Please state how many lines in the records contain the string "Egil", with no words besides the number.

Data in this exercise:
■ ■ ■

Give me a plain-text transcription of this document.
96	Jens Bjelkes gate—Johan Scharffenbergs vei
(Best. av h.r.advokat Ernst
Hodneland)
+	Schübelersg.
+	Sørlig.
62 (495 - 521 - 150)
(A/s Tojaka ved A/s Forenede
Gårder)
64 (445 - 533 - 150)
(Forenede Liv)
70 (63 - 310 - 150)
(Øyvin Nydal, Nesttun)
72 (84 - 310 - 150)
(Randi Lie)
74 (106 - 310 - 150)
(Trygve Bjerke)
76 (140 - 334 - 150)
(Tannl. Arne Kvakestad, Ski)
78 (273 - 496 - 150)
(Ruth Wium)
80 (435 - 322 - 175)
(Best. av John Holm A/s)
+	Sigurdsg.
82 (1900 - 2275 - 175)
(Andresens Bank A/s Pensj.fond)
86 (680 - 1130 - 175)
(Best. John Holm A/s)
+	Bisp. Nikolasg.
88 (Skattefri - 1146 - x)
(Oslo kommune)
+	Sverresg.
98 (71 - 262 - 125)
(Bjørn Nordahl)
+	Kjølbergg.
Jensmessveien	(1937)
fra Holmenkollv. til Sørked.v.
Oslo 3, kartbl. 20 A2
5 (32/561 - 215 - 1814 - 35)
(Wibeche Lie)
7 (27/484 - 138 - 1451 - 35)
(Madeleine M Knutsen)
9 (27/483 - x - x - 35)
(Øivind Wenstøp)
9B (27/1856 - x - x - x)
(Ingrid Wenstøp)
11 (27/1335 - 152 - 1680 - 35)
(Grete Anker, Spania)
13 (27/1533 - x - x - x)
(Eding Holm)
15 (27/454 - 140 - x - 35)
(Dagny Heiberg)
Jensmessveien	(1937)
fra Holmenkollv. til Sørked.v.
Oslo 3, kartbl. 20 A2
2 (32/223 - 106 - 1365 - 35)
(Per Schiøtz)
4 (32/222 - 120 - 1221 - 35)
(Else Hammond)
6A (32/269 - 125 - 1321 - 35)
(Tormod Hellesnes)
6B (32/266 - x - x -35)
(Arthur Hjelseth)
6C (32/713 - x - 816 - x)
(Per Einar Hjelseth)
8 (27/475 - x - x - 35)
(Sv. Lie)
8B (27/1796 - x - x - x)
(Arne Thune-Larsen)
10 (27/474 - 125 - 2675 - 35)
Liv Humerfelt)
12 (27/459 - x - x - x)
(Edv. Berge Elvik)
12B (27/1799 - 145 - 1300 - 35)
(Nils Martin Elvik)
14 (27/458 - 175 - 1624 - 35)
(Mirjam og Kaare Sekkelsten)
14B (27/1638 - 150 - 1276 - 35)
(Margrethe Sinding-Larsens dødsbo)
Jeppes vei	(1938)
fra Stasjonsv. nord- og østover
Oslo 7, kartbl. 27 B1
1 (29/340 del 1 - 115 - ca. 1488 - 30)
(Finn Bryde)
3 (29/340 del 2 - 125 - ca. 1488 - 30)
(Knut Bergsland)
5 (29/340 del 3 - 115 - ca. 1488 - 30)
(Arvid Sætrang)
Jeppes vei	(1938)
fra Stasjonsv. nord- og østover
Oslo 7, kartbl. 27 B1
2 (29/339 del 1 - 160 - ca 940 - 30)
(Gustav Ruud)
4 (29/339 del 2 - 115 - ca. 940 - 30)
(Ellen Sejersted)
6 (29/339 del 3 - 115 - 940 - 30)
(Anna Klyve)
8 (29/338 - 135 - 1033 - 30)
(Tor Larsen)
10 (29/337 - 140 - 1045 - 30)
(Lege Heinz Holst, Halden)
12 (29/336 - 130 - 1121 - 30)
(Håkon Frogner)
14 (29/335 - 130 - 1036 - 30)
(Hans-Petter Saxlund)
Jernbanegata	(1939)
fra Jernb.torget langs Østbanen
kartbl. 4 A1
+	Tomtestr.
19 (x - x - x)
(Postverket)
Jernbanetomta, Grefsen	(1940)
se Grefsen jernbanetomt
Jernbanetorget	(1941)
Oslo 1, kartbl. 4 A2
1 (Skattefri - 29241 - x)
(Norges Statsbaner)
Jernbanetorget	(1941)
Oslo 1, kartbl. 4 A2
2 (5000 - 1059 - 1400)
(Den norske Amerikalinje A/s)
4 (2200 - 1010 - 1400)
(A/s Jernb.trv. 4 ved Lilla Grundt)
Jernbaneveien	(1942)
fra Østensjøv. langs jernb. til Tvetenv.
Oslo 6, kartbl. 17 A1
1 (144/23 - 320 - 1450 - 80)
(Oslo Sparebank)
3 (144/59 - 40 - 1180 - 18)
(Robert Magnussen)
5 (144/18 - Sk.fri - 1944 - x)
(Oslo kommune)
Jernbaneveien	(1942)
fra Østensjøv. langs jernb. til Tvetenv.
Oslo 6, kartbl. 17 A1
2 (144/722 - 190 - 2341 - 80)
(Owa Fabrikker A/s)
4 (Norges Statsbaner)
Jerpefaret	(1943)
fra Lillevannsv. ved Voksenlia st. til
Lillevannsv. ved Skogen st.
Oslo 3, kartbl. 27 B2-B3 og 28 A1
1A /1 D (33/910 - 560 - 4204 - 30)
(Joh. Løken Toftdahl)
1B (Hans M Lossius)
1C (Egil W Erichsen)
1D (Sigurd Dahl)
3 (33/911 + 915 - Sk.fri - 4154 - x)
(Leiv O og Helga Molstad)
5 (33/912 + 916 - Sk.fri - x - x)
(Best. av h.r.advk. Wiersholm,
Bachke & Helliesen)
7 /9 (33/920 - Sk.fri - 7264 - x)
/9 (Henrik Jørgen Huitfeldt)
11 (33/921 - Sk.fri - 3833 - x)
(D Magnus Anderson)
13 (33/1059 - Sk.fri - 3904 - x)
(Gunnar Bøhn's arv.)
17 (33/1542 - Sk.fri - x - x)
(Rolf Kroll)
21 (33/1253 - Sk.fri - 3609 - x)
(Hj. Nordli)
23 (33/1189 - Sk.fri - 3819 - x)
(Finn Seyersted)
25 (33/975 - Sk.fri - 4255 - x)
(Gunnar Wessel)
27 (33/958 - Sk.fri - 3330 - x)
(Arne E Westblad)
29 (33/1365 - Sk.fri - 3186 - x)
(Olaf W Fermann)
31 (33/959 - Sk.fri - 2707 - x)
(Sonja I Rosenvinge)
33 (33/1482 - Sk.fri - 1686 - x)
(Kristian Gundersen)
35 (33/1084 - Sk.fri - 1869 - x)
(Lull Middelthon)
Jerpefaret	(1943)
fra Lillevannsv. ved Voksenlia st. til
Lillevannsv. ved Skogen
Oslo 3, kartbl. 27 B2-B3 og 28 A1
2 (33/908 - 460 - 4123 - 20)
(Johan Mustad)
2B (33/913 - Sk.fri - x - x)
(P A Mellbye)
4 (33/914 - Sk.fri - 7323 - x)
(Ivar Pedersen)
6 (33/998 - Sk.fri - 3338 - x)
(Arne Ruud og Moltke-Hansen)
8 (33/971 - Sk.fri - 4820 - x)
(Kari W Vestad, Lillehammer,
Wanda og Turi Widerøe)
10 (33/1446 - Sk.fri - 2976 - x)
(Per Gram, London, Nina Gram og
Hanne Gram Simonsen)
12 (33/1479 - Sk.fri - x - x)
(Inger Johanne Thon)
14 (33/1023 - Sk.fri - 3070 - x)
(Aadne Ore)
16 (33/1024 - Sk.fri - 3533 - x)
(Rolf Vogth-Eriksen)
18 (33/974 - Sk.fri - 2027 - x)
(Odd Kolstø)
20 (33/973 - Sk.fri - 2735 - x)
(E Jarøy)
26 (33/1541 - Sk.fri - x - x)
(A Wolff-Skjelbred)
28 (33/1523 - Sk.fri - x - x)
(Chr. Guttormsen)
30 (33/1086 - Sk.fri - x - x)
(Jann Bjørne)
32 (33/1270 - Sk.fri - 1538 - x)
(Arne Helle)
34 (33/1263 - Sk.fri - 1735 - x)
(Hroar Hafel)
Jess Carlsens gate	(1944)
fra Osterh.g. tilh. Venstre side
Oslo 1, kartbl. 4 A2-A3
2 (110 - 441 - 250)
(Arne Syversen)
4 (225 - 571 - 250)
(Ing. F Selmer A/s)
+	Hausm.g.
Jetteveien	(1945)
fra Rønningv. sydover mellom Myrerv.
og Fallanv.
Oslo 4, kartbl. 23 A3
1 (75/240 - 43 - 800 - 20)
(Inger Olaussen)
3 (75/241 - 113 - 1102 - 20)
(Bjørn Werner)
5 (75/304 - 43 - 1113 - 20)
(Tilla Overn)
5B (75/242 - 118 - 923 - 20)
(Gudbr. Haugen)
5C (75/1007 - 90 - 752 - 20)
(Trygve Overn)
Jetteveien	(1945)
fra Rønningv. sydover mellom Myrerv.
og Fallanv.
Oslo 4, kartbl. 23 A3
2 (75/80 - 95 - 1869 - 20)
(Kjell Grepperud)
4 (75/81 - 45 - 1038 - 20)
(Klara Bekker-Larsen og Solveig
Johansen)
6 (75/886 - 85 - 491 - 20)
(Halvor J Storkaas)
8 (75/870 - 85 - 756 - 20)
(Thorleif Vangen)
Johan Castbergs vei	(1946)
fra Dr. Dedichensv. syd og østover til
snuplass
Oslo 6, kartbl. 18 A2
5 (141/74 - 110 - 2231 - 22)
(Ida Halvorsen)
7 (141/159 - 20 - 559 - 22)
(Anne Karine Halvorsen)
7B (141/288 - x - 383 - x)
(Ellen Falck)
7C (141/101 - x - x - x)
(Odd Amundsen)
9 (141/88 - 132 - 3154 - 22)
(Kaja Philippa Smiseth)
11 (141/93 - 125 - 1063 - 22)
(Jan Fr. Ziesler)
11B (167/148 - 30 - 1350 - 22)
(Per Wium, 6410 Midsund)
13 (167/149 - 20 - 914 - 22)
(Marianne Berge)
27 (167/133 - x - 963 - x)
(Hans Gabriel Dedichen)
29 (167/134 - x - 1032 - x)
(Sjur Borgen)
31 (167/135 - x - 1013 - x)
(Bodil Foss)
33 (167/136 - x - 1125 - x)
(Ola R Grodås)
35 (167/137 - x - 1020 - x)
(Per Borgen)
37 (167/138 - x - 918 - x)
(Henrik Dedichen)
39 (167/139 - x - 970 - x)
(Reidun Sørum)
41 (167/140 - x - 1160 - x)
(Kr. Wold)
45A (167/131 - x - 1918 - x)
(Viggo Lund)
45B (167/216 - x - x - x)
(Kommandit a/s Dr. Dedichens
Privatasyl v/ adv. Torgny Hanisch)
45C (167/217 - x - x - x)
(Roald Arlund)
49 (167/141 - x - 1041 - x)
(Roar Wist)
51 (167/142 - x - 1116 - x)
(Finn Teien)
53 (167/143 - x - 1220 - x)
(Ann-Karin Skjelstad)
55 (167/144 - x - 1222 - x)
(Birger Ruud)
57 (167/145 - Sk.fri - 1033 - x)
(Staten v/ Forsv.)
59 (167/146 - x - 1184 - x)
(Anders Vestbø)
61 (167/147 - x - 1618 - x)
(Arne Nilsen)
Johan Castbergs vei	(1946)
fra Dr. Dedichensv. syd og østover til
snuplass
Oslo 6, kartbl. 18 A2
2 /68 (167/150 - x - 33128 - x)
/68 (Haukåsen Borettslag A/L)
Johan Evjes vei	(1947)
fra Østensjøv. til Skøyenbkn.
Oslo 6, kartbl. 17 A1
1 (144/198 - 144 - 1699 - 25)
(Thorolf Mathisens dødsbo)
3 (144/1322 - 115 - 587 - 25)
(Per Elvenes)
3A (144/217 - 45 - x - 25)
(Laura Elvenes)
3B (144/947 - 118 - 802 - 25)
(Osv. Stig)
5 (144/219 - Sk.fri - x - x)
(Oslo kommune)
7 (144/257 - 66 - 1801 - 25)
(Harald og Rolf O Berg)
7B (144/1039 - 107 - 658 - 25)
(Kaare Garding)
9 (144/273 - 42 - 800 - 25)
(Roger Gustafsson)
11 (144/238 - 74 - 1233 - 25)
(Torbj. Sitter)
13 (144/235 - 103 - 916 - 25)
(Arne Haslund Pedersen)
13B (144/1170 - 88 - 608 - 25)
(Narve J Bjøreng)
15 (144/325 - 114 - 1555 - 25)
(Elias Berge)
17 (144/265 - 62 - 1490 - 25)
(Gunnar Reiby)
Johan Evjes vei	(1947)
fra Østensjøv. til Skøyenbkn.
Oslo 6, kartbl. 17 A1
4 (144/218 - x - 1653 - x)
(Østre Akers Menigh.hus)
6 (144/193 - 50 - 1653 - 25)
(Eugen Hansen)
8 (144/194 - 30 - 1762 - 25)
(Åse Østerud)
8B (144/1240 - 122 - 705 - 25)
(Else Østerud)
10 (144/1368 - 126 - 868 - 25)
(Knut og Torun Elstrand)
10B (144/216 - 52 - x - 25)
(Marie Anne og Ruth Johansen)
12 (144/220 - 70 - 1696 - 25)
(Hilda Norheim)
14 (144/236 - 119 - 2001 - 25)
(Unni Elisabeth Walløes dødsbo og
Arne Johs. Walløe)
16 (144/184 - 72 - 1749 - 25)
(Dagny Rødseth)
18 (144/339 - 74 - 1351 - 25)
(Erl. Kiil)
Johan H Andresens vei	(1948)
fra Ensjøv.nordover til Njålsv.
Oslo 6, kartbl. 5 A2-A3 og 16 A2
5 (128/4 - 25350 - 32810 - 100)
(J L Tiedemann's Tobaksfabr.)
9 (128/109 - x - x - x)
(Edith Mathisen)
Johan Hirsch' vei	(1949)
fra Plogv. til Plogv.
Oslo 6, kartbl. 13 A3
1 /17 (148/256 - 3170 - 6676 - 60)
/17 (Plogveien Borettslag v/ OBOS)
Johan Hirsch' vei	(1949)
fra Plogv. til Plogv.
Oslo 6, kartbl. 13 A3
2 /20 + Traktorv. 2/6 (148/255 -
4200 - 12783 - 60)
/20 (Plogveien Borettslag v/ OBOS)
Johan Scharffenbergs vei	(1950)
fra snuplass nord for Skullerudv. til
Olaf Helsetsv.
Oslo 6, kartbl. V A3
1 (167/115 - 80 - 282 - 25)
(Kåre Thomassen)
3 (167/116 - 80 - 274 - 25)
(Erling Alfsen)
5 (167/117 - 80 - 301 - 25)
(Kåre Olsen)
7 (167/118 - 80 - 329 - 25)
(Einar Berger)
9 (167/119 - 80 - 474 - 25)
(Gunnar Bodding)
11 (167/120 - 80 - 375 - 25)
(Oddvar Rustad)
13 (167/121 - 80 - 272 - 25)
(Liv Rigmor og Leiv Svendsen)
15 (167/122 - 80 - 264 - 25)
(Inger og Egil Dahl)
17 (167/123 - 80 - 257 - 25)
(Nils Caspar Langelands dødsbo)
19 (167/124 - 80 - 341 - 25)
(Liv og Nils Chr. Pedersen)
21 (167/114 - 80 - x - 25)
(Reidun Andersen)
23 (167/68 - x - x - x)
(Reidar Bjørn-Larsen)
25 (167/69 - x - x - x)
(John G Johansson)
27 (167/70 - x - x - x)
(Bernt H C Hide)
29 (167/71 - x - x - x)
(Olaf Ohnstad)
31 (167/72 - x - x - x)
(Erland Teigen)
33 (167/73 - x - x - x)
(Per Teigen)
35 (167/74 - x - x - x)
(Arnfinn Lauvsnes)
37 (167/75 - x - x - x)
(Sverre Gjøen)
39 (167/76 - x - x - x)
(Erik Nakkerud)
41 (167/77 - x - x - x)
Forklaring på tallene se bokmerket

■ ■ ■

Final result:
2